_Exercise goal_. Gather all lines from the material that contain the word "JSON".

[Dataset records]
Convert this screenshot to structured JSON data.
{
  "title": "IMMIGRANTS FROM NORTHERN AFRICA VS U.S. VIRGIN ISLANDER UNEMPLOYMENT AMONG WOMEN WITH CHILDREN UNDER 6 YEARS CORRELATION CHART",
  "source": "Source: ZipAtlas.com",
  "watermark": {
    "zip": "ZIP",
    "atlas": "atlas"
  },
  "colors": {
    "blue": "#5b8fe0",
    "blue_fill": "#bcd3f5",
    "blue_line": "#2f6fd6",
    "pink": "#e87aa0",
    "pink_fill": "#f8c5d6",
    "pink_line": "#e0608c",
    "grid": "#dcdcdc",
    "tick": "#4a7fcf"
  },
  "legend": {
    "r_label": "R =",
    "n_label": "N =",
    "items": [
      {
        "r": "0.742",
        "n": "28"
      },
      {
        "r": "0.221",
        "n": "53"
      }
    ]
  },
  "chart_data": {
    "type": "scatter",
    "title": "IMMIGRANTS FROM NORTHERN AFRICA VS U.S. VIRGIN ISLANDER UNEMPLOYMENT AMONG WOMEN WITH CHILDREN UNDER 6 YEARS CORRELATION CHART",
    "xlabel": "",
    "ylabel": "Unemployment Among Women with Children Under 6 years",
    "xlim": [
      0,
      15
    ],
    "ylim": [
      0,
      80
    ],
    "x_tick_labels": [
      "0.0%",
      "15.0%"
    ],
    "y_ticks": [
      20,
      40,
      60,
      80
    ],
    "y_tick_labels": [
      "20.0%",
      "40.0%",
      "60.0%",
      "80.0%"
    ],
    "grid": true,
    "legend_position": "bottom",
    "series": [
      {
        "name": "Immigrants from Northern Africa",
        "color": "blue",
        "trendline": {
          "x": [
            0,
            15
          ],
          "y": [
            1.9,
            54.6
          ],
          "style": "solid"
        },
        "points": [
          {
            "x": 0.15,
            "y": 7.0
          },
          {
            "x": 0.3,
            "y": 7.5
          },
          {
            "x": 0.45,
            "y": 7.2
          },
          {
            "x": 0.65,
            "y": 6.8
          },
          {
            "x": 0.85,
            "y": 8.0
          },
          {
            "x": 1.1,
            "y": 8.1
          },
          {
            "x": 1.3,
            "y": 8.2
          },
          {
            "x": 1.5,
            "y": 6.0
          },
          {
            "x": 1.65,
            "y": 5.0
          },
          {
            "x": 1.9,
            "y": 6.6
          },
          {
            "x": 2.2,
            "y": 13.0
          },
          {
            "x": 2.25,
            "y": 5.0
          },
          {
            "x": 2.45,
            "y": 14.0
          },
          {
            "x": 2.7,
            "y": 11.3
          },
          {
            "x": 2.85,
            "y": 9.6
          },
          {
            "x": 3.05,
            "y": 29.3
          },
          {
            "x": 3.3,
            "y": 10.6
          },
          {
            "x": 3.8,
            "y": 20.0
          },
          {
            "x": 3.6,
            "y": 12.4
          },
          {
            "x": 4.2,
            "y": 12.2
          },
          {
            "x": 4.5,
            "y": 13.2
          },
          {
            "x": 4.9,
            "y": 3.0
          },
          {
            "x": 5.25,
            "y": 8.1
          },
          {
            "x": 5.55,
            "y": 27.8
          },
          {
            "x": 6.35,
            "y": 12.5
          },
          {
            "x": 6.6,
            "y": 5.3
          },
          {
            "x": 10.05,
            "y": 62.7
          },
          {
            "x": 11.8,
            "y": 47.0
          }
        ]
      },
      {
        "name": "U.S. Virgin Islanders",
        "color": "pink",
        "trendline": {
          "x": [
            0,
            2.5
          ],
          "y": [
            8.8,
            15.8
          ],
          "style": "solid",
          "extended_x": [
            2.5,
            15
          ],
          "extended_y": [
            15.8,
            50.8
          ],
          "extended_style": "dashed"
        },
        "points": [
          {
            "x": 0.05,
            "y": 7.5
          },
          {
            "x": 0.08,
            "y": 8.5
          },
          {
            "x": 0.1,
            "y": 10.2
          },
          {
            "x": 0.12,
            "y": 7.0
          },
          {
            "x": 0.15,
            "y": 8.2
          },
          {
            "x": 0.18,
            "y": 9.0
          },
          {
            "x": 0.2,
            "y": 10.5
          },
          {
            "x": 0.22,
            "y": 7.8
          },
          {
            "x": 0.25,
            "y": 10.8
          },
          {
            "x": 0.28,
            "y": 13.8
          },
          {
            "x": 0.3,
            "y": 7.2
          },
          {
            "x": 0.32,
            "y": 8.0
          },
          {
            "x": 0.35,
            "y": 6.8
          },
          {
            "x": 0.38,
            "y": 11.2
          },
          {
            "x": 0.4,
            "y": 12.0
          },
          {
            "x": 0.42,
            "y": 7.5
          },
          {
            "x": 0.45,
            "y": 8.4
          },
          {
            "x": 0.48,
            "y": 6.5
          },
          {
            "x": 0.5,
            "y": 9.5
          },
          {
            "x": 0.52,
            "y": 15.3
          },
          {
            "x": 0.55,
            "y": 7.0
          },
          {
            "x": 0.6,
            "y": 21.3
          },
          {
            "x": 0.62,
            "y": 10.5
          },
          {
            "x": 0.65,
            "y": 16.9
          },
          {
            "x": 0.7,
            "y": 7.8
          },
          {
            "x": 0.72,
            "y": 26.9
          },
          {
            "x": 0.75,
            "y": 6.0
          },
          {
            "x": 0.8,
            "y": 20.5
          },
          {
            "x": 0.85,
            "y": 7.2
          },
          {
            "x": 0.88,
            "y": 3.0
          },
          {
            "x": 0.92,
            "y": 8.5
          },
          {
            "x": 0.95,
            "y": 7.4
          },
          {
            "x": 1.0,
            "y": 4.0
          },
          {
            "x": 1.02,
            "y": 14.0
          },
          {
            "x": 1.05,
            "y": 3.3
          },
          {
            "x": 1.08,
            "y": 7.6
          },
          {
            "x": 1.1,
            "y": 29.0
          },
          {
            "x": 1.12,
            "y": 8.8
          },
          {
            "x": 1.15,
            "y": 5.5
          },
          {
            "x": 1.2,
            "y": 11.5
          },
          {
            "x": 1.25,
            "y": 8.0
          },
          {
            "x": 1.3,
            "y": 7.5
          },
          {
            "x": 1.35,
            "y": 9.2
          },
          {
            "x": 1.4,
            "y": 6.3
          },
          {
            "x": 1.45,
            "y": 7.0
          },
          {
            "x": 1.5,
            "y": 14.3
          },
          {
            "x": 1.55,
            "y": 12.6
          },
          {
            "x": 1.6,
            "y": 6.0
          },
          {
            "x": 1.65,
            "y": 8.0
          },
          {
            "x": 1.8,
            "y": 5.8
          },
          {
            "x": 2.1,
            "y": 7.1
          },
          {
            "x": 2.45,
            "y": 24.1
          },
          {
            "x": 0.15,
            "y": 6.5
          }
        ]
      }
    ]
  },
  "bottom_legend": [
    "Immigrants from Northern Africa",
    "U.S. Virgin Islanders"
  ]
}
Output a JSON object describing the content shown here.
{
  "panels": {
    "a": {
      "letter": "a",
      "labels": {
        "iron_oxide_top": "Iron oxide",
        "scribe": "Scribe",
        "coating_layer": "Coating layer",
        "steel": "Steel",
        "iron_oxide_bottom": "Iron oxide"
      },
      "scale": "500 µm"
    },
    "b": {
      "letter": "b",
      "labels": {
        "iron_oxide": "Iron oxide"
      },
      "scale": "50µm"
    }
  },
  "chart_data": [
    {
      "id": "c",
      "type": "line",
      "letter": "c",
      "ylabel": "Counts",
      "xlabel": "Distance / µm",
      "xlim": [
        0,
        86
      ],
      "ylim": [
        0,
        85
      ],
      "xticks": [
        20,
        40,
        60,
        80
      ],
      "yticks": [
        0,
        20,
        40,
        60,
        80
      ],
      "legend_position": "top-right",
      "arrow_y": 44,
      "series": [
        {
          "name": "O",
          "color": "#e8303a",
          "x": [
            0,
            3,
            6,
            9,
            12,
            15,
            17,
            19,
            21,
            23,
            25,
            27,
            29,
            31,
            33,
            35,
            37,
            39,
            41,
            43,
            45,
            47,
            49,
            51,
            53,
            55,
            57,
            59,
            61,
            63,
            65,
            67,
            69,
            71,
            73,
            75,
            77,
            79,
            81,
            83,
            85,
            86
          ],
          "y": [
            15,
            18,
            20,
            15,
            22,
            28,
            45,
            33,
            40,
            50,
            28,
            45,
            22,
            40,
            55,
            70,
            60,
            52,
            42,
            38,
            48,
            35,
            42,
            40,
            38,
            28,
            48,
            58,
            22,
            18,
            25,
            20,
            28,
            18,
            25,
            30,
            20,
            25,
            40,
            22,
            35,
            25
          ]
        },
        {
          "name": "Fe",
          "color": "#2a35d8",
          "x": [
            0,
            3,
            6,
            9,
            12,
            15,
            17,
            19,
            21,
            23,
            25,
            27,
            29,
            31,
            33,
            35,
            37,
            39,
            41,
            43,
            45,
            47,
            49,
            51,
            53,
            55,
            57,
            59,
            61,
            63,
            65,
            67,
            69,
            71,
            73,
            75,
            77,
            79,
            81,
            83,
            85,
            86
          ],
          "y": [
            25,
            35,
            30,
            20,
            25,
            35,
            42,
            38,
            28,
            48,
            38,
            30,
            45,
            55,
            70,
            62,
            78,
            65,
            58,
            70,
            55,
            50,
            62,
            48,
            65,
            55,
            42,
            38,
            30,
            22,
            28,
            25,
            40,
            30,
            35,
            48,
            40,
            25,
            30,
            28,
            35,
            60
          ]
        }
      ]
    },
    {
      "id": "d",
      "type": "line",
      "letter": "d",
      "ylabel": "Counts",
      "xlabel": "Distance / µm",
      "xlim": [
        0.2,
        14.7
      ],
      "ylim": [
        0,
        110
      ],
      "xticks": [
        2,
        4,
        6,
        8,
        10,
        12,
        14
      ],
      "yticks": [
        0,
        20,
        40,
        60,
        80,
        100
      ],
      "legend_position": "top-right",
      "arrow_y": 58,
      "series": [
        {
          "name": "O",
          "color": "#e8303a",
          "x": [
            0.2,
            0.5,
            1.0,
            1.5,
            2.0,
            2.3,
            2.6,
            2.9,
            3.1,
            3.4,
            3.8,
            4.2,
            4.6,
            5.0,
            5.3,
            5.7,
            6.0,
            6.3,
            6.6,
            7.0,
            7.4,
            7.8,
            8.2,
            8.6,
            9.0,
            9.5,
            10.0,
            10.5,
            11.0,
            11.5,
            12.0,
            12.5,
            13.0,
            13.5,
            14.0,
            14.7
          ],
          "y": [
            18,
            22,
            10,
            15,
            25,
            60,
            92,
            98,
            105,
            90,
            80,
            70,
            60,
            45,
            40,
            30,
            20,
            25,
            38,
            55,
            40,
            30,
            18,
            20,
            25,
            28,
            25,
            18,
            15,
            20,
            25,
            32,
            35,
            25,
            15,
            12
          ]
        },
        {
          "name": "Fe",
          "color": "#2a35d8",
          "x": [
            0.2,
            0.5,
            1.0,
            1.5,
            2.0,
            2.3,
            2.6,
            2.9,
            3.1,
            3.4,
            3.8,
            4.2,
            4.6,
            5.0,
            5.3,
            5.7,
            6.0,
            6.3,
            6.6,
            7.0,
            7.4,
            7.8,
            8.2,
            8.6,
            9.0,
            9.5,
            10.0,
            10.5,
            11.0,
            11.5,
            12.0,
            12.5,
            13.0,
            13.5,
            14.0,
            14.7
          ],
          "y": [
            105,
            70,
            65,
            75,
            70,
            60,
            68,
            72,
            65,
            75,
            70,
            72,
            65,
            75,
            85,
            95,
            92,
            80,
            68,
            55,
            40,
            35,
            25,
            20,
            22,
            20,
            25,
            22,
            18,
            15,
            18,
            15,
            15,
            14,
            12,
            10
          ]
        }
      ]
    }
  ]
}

_Written response_.
Convert this screenshot to structured JSON data.
Output a JSON object describing the content shown here.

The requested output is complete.